## BEGIN
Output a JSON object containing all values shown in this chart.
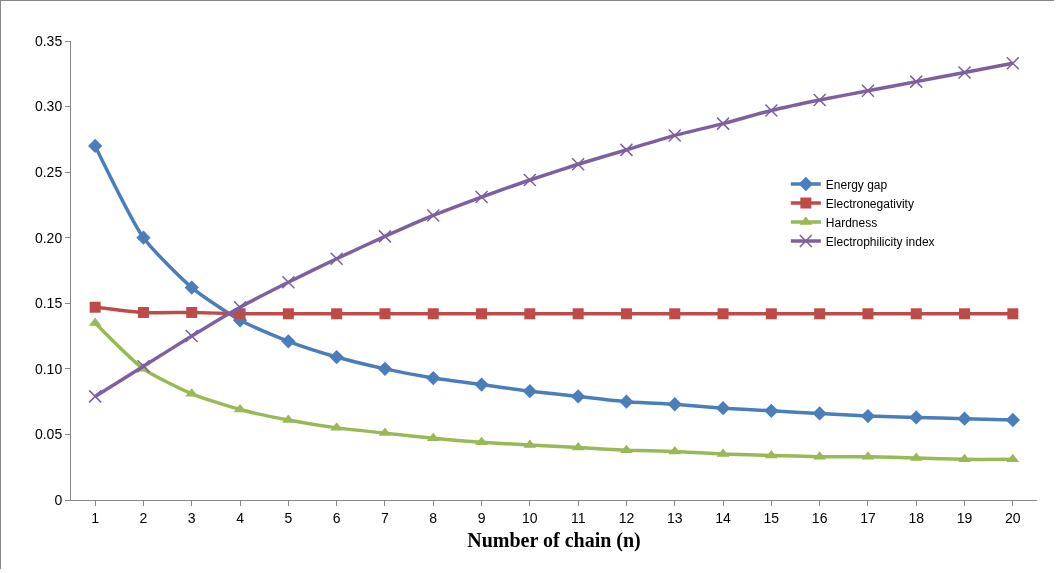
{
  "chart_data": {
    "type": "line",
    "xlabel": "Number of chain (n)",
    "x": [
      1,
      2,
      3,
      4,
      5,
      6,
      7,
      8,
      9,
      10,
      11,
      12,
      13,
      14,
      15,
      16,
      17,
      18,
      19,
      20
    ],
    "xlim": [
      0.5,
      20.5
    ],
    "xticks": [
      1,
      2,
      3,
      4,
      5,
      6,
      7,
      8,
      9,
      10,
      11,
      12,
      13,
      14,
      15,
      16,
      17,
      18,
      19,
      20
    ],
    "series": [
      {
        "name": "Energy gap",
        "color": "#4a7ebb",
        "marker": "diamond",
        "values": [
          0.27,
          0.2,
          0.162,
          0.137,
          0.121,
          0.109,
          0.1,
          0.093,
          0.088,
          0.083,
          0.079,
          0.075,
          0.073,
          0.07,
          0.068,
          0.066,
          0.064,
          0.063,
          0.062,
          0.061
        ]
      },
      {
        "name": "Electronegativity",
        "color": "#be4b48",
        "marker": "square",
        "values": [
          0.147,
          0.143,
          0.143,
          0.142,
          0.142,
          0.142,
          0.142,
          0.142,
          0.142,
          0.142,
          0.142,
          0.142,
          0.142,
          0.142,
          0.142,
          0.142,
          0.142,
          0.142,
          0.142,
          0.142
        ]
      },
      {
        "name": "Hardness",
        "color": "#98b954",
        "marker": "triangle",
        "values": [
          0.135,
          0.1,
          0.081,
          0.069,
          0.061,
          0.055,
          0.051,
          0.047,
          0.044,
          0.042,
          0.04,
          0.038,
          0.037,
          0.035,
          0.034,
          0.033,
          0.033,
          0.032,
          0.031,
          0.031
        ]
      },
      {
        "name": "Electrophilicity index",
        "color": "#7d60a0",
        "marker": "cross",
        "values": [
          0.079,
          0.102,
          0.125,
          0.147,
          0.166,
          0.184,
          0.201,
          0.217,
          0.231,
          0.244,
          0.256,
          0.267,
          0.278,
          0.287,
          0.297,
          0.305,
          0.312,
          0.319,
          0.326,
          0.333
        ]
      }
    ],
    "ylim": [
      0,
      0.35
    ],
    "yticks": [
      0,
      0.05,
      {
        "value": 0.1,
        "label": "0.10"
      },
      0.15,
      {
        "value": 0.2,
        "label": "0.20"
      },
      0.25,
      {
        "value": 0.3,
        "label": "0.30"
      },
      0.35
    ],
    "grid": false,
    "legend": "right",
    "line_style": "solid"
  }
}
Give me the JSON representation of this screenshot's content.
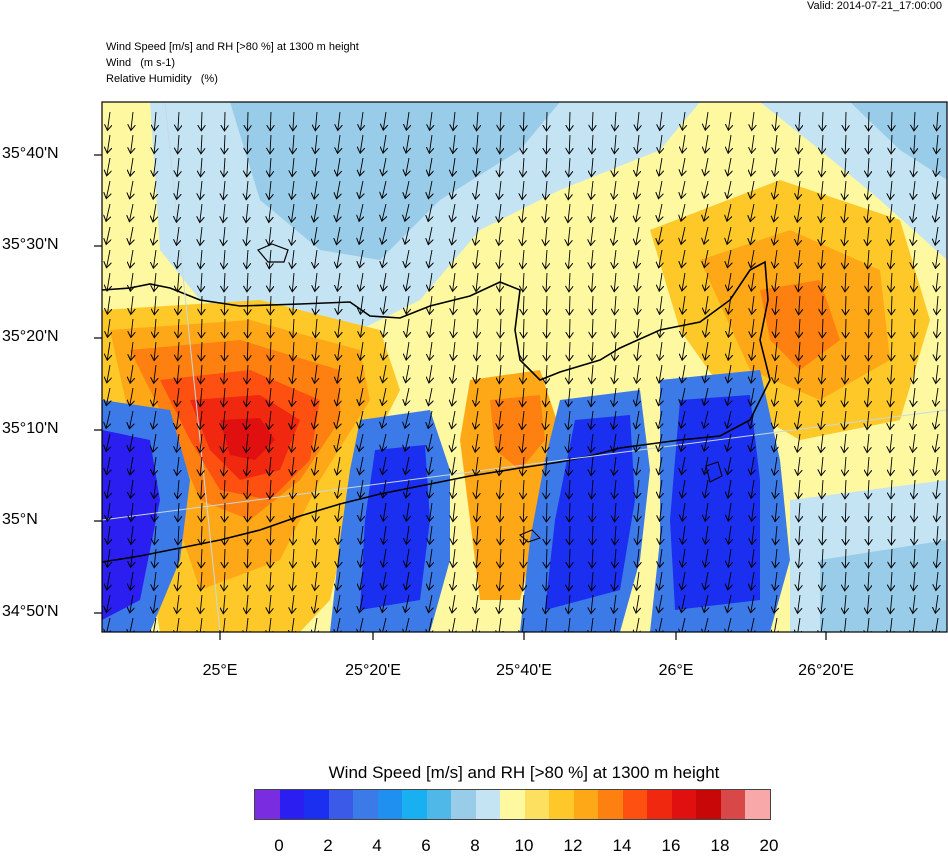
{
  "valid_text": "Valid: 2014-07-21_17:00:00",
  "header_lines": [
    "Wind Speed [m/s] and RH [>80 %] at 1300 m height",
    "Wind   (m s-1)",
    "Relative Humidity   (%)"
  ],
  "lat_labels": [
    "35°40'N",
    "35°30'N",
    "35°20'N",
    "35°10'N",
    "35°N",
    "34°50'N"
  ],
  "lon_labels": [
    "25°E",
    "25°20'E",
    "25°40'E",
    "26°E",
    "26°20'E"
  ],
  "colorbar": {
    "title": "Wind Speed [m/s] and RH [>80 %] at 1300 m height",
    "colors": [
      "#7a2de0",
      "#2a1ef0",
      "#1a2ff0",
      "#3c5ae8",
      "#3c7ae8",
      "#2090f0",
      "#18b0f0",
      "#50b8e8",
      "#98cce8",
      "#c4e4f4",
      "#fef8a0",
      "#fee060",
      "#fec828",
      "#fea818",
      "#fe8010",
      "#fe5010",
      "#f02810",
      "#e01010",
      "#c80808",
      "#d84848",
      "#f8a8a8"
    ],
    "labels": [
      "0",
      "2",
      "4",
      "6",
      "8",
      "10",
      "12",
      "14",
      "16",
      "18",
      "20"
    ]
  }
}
## END
Restate each line of the records exactly; pictures do not belong in the copy.

Output a JSON object containing all values shown in this chart.
{
  "chart_data": {
    "type": "line",
    "xlabel": "Number of chain (n)",
    "x": [
      1,
      2,
      3,
      4,
      5,
      6,
      7,
      8,
      9,
      10,
      11,
      12,
      13,
      14,
      15,
      16,
      17,
      18,
      19,
      20
    ],
    "xlim": [
      0.5,
      20.5
    ],
    "xticks": [
      1,
      2,
      3,
      4,
      5,
      6,
      7,
      8,
      9,
      10,
      11,
      12,
      13,
      14,
      15,
      16,
      17,
      18,
      19,
      20
    ],
    "series": [
      {
        "name": "Energy gap",
        "color": "#4a7ebb",
        "marker": "diamond",
        "values": [
          0.27,
          0.2,
          0.162,
          0.137,
          0.121,
          0.109,
          0.1,
          0.093,
          0.088,
          0.083,
          0.079,
          0.075,
          0.073,
          0.07,
          0.068,
          0.066,
          0.064,
          0.063,
          0.062,
          0.061
        ]
      },
      {
        "name": "Electronegativity",
        "color": "#be4b48",
        "marker": "square",
        "values": [
          0.147,
          0.143,
          0.143,
          0.142,
          0.142,
          0.142,
          0.142,
          0.142,
          0.142,
          0.142,
          0.142,
          0.142,
          0.142,
          0.142,
          0.142,
          0.142,
          0.142,
          0.142,
          0.142,
          0.142
        ]
      },
      {
        "name": "Hardness",
        "color": "#98b954",
        "marker": "triangle",
        "values": [
          0.135,
          0.1,
          0.081,
          0.069,
          0.061,
          0.055,
          0.051,
          0.047,
          0.044,
          0.042,
          0.04,
          0.038,
          0.037,
          0.035,
          0.034,
          0.033,
          0.033,
          0.032,
          0.031,
          0.031
        ]
      },
      {
        "name": "Electrophilicity index",
        "color": "#7d60a0",
        "marker": "cross",
        "values": [
          0.079,
          0.102,
          0.125,
          0.147,
          0.166,
          0.184,
          0.201,
          0.217,
          0.231,
          0.244,
          0.256,
          0.267,
          0.278,
          0.287,
          0.297,
          0.305,
          0.312,
          0.319,
          0.326,
          0.333
        ]
      }
    ],
    "ylim": [
      0,
      0.35
    ],
    "yticks": [
      0,
      0.05,
      {
        "value": 0.1,
        "label": "0.10"
      },
      0.15,
      {
        "value": 0.2,
        "label": "0.20"
      },
      0.25,
      {
        "value": 0.3,
        "label": "0.30"
      },
      0.35
    ],
    "grid": false,
    "legend": "right",
    "line_style": "solid"
  }
}
Give me the JSON representation of this screenshot's content.
{
  "valid_text": "Valid: 2014-07-21_17:00:00",
  "header_lines": [
    "Wind Speed [m/s] and RH [>80 %] at 1300 m height",
    "Wind   (m s-1)",
    "Relative Humidity   (%)"
  ],
  "lat_labels": [
    "35°40'N",
    "35°30'N",
    "35°20'N",
    "35°10'N",
    "35°N",
    "34°50'N"
  ],
  "lon_labels": [
    "25°E",
    "25°20'E",
    "25°40'E",
    "26°E",
    "26°20'E"
  ],
  "colorbar": {
    "title": "Wind Speed [m/s] and RH [>80 %] at 1300 m height",
    "colors": [
      "#7a2de0",
      "#2a1ef0",
      "#1a2ff0",
      "#3c5ae8",
      "#3c7ae8",
      "#2090f0",
      "#18b0f0",
      "#50b8e8",
      "#98cce8",
      "#c4e4f4",
      "#fef8a0",
      "#fee060",
      "#fec828",
      "#fea818",
      "#fe8010",
      "#fe5010",
      "#f02810",
      "#e01010",
      "#c80808",
      "#d84848",
      "#f8a8a8"
    ],
    "labels": [
      "0",
      "2",
      "4",
      "6",
      "8",
      "10",
      "12",
      "14",
      "16",
      "18",
      "20"
    ]
  }
}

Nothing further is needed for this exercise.